DOCUMENT PASSAGE.
%%

A Selective History of Psychological Thought from the Greeks to the Early Behaviorists

Pre-Socratic Greek thinkers set the first problem for the Western intellectual, namely, to discover the basic material out of which the universe was formed. The philosophers Leucippus and Democritus offered hypotheses about the nature of the universe that, superficially at least, sound like the atomic theories of today. They believed that the world was composed of small particles, which combined to form various objects, including human beings, in space. This kind of analytic thinking reduced what was to be explained to its component parts and focused early Greek science on the physical or material basis of the universe.
At the time, other philosophers rejected the ultimate validity of the changing physical world and found reality in the permanent nature of ideas, particularly through the use of mathematics. Finally, during the Aristotelian era, there was an attempt to combine the material science of the pre-Socratics with the metaphysics of Plato. Plato and his followers separated the physical from the psychical, that is, body from mind, denegrating the former. This separation permeated Western thought until modern times.
After Plato, the intellectual life of Europe was dominated by attention to man’s spiritual and metaphysical nature. For 1500 years, the investigation of man’s power to create, develop, and understand ideas was more impressive to Europeans than was an empirical analysis of the world around them. What man was and how he thought took a central place in intellectual life. How objects in the world acted as they did was not as interesting. In short, we may say that the Greeks had developed the two principal Western intellectual proclivities, namely, to look outward and relate human beings and their activities to the activity of objects and to look inward at the nature of self and at the nature of thought.

%%

Data listing
%%

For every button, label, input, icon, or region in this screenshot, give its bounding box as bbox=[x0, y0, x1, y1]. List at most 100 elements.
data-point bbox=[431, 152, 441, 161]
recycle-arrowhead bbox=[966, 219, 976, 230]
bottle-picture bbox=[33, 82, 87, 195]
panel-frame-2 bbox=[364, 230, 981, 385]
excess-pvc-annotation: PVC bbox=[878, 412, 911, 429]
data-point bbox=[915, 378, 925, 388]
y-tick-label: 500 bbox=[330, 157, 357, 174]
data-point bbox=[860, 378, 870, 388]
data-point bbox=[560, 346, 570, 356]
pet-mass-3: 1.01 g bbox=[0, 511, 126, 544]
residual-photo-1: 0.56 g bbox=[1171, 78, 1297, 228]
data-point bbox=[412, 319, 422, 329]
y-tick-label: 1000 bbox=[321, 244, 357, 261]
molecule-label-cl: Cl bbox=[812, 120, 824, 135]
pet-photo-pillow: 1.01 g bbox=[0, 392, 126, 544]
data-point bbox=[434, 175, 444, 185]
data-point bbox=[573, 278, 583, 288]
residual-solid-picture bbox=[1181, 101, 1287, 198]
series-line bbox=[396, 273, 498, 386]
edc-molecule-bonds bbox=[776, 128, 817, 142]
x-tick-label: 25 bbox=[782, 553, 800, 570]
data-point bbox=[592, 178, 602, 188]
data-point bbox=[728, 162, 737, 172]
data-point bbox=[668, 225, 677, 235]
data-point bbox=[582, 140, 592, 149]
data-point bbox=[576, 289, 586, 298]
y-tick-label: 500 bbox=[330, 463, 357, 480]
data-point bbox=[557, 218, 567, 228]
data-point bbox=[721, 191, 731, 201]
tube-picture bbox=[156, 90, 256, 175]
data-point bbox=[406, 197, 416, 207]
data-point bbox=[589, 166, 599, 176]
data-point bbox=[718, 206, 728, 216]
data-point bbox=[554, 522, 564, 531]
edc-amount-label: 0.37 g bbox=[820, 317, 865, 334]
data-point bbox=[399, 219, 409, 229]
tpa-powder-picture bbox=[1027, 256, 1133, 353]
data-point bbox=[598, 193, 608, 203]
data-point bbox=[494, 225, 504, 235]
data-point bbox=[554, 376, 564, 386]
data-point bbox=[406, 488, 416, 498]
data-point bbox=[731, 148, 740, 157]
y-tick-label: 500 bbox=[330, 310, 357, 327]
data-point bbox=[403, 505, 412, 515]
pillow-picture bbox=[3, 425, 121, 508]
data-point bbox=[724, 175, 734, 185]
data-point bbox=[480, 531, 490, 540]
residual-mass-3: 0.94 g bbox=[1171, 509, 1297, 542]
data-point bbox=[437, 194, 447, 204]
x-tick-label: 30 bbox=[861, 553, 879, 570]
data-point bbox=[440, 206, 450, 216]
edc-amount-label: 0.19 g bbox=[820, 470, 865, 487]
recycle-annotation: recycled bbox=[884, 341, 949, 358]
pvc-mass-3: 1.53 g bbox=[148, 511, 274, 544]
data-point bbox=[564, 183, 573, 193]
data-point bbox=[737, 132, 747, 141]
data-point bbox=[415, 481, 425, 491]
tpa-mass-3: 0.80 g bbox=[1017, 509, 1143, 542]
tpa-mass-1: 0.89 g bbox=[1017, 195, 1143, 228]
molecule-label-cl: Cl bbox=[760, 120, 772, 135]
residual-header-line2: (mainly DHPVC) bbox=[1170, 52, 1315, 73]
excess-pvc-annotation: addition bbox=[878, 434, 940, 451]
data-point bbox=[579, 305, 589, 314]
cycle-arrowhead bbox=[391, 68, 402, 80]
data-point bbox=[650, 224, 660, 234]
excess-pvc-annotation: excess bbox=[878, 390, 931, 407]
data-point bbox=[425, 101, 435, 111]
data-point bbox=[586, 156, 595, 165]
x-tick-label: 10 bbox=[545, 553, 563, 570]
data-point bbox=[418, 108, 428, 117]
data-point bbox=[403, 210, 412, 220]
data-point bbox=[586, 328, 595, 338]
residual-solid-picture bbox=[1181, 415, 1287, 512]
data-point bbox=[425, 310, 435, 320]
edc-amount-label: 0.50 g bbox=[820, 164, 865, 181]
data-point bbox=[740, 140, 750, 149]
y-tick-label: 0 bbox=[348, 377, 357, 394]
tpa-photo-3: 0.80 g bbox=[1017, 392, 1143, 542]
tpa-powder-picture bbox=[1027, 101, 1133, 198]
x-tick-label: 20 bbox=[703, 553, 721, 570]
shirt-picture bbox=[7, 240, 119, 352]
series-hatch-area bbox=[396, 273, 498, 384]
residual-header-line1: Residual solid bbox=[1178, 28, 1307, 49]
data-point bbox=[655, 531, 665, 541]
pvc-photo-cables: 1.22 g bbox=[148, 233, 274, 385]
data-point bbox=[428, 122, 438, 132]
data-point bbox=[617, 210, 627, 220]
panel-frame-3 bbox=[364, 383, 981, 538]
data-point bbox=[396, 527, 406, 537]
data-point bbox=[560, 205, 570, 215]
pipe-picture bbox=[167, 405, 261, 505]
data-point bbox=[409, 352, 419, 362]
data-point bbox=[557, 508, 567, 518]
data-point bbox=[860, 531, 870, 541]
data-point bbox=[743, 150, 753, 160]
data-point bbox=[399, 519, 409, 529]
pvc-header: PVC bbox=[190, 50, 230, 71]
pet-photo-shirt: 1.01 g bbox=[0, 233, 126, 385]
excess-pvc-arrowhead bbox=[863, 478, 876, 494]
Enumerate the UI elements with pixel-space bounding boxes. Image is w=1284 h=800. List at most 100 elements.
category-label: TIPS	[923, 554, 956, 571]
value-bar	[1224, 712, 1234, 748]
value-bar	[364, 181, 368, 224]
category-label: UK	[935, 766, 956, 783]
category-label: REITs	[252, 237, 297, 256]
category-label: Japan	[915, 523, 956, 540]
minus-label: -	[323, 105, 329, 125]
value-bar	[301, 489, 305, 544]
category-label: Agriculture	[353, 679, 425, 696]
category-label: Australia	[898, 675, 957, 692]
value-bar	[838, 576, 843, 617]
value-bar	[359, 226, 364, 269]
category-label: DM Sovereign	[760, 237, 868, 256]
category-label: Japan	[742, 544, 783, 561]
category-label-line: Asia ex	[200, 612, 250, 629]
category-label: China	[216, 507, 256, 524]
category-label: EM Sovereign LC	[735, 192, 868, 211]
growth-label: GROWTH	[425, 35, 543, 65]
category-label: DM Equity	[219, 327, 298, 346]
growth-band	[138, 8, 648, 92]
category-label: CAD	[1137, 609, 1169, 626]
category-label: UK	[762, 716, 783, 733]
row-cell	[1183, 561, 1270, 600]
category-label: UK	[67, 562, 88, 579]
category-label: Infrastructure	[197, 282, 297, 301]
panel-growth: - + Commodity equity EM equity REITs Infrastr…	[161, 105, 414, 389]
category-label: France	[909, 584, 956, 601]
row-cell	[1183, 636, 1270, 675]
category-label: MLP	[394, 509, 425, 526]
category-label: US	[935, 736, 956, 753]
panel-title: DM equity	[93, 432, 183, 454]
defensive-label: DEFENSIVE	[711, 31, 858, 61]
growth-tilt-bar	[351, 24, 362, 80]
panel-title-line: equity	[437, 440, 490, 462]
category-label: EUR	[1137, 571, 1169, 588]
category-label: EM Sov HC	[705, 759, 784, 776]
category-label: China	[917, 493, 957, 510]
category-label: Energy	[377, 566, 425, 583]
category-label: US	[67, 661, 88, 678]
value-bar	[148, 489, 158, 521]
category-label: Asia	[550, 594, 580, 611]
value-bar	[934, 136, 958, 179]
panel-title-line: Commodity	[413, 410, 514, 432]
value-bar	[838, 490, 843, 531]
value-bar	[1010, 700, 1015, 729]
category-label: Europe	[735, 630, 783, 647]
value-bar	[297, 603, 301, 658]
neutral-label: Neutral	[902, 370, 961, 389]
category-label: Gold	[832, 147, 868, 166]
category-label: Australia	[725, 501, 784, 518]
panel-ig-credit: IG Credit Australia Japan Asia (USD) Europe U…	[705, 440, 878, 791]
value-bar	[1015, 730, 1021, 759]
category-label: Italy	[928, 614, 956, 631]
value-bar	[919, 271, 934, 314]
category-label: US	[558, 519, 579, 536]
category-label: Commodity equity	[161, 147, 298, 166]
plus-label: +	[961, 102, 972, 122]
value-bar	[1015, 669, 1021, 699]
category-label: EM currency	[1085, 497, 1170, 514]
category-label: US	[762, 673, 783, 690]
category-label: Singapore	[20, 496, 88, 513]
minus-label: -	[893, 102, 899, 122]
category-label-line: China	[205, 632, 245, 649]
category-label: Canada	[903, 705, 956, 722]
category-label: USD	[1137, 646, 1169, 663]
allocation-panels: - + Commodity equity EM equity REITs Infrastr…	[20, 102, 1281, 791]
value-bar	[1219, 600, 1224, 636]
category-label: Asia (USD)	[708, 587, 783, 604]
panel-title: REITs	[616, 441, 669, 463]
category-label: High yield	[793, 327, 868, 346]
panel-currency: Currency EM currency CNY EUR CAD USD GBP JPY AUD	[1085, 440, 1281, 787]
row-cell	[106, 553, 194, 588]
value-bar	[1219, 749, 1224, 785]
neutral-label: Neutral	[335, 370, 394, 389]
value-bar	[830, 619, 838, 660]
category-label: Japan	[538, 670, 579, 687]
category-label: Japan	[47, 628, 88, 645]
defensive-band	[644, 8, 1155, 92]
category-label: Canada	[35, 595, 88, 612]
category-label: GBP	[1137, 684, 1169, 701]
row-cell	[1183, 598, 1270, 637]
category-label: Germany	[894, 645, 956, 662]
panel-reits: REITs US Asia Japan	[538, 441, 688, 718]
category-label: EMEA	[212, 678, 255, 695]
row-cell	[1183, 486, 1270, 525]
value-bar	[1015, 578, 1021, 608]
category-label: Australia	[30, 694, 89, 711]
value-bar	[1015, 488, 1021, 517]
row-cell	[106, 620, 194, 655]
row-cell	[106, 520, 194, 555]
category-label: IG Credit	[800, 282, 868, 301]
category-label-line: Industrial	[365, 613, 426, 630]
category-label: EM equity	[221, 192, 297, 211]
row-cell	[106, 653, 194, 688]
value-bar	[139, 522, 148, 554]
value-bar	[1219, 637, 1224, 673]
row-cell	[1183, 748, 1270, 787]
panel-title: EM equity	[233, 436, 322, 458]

%%

TASKS TO PERFORM.
1. In the passage on the history of psychological thought, which two philosophers proposed that the world was made of small particles?
2. Write the next part of the passage on the history of psychological thought, picking up after its final sentence.

ANSWERS TO THE PROBLEMS.
1. Leucippus and Democritus.

2.
The Platonic influence on Judeo-Christian thought resulted in the intellectual life of the medieval period being characterized by the idea that man’s essential self or spirit was an emanation from a God who was both external to and part of the human being. God was the motive force in man — the final referent. Scholastic philosophy attempted to relate man to God. Because God was seen as ethereal, the most important aspects of man were also ethereal. Hence, man’s noncorporeal processes such as thinking, believing, and willing were considered more important than man’s bodily processes, which he shared with the lower animals. With the Renaissance in Italy and with the reintroduction of the previously neglected aspects of classical thinking, there began a turning toward the external world once again. This turn laid the framework for the reintroduction of analytic materialistic thinking into Western civilization, such that science took hold in the form in which we know it today. The initial successes of science were in physics and mathematics; the psychology of the day was not yet separable from scholastic theology. The discoveries of Galileo, Kepler, Copernicus, Brahe, and others enabled scientists to predict the movement of earthly and heavenly bodies. By the seventeenth century, mechanical physics was well-established and virtually complete. It was during this century that the first significant modern philosopher emerged. His work contained the two major epistemologies, suggested by the Greeks, that were to become the basis for modern psychology.

DESCARTES (1590–1650)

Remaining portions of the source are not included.